STATED EXERCISE:
Print each of the records below verbatim, in order and in full, omitting the pictures.

MATERIAL FOR THIS TASK:

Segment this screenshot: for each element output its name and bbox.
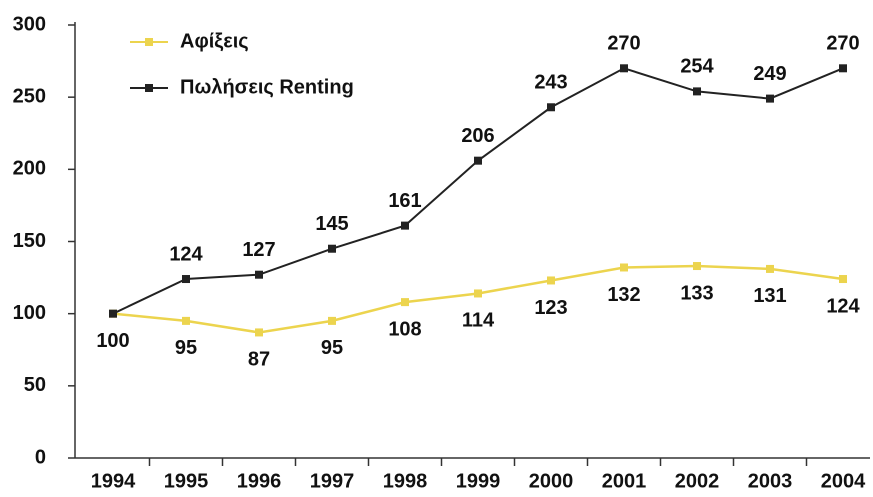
y-tick-label: 100: [13, 302, 46, 324]
point: [109, 309, 117, 318]
data-label: 108: [388, 318, 421, 340]
data-label: 145: [315, 213, 348, 235]
y-tick-label: 150: [13, 230, 46, 252]
data-label: 243: [534, 72, 567, 94]
y-tick-label: 0: [35, 446, 46, 468]
point: [693, 262, 701, 271]
point: [255, 328, 263, 337]
legend-label: Πωλήσεις Renting: [180, 76, 354, 98]
data-label: 87: [248, 349, 270, 371]
data-label: 161: [388, 190, 421, 212]
point: [547, 103, 555, 112]
data-label: 127: [242, 239, 275, 261]
point: [620, 263, 628, 272]
y-tick-label: 50: [24, 374, 46, 396]
x-tick-label: 2001: [602, 470, 647, 492]
x-tick-label: 1998: [383, 470, 428, 492]
point: [547, 276, 555, 285]
legend-marker: [145, 84, 153, 92]
point: [328, 244, 336, 253]
data-label: 270: [607, 33, 640, 55]
data-label: 254: [680, 56, 714, 78]
point: [474, 289, 482, 298]
x-tick-label: 1997: [310, 470, 355, 492]
legend-marker: [145, 38, 153, 46]
point: [182, 316, 190, 325]
data-label: 249: [753, 63, 786, 85]
data-label: 114: [462, 310, 495, 332]
legend-label: Αφίξεις: [180, 30, 249, 52]
point: [401, 298, 409, 307]
y-tick-label: 250: [13, 85, 46, 107]
series-line: [112, 67, 844, 315]
point: [401, 221, 409, 230]
point: [693, 87, 701, 96]
x-tick-label: 1996: [237, 470, 282, 492]
point: [766, 264, 774, 273]
x-tick-label: 2000: [529, 470, 574, 492]
data-label: 95: [175, 337, 197, 359]
point: [839, 64, 847, 73]
point: [766, 94, 774, 103]
x-tick-label: 2003: [748, 470, 793, 492]
data-label: 100: [96, 330, 129, 352]
x-tick-label: 1995: [164, 470, 209, 492]
x-tick-label: 2002: [675, 470, 720, 492]
point: [620, 64, 628, 73]
y-tick-label: 200: [13, 158, 46, 180]
point: [839, 275, 847, 284]
data-label: 131: [753, 285, 786, 307]
x-tick-label: 2004: [821, 470, 866, 492]
data-label: 123: [534, 297, 567, 319]
point: [255, 270, 263, 279]
x-tick-label: 1994: [91, 470, 136, 492]
point: [474, 156, 482, 165]
data-label: 133: [680, 282, 713, 304]
data-label: 124: [169, 243, 203, 265]
point: [182, 275, 190, 284]
x-tick-label: 1999: [456, 470, 501, 492]
y-tick-label: 300: [13, 13, 46, 35]
data-label: 132: [607, 284, 640, 306]
data-label: 124: [826, 295, 860, 317]
point: [328, 316, 336, 325]
data-label: 270: [826, 33, 859, 55]
data-label: 95: [321, 337, 343, 359]
data-label: 206: [461, 125, 494, 147]
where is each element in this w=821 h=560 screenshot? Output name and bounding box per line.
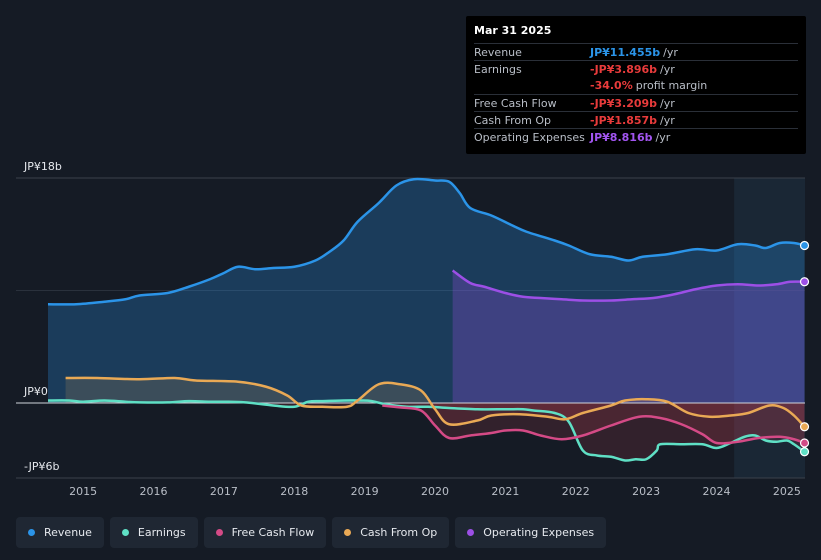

TASK SOLUTION:
Segment this screenshot: for each element output its name and bbox.
y-tick-label: 100: [13, 302, 46, 324]
point: [109, 309, 117, 318]
data-label: 108: [388, 318, 421, 340]
data-label: 145: [315, 213, 348, 235]
y-tick-label: 150: [13, 230, 46, 252]
data-label: 243: [534, 72, 567, 94]
y-tick-label: 0: [35, 446, 46, 468]
point: [693, 262, 701, 271]
point: [255, 328, 263, 337]
legend-label: Πωλήσεις Renting: [180, 76, 354, 98]
data-label: 87: [248, 349, 270, 371]
data-label: 161: [388, 190, 421, 212]
point: [547, 103, 555, 112]
data-label: 127: [242, 239, 275, 261]
point: [620, 263, 628, 272]
y-tick-label: 50: [24, 374, 46, 396]
x-tick-label: 2001: [602, 470, 647, 492]
x-tick-label: 1998: [383, 470, 428, 492]
point: [547, 276, 555, 285]
legend-marker: [145, 84, 153, 92]
point: [328, 244, 336, 253]
data-label: 270: [607, 33, 640, 55]
data-label: 254: [680, 56, 714, 78]
point: [474, 289, 482, 298]
x-tick-label: 1997: [310, 470, 355, 492]
legend-marker: [145, 38, 153, 46]
point: [182, 316, 190, 325]
data-label: 249: [753, 63, 786, 85]
data-label: 114: [462, 310, 495, 332]
legend-label: Αφίξεις: [180, 30, 249, 52]
point: [401, 298, 409, 307]
y-tick-label: 250: [13, 85, 46, 107]
series-line: [112, 67, 844, 315]
point: [401, 221, 409, 230]
point: [693, 87, 701, 96]
x-tick-label: 1996: [237, 470, 282, 492]
point: [766, 264, 774, 273]
x-tick-label: 2000: [529, 470, 574, 492]
data-label: 95: [175, 337, 197, 359]
point: [839, 64, 847, 73]
point: [766, 94, 774, 103]
x-tick-label: 2003: [748, 470, 793, 492]
data-label: 100: [96, 330, 129, 352]
x-tick-label: 1995: [164, 470, 209, 492]
x-tick-label: 2002: [675, 470, 720, 492]
point: [620, 64, 628, 73]
y-tick-label: 200: [13, 158, 46, 180]
point: [839, 275, 847, 284]
data-label: 131: [753, 285, 786, 307]
x-tick-label: 2004: [821, 470, 866, 492]
data-label: 123: [534, 297, 567, 319]
point: [255, 270, 263, 279]
x-tick-label: 1994: [91, 470, 136, 492]
point: [474, 156, 482, 165]
data-label: 133: [680, 282, 713, 304]
data-label: 124: [169, 243, 203, 265]
point: [182, 275, 190, 284]
x-tick-label: 1999: [456, 470, 501, 492]
y-tick-label: 300: [13, 13, 46, 35]
data-label: 132: [607, 284, 640, 306]
data-label: 124: [826, 295, 860, 317]
point: [328, 316, 336, 325]
data-label: 270: [826, 33, 859, 55]
data-label: 95: [321, 337, 343, 359]
data-label: 206: [461, 125, 494, 147]
where is each element in this w=821 h=560 screenshot? Output name and bounding box per line.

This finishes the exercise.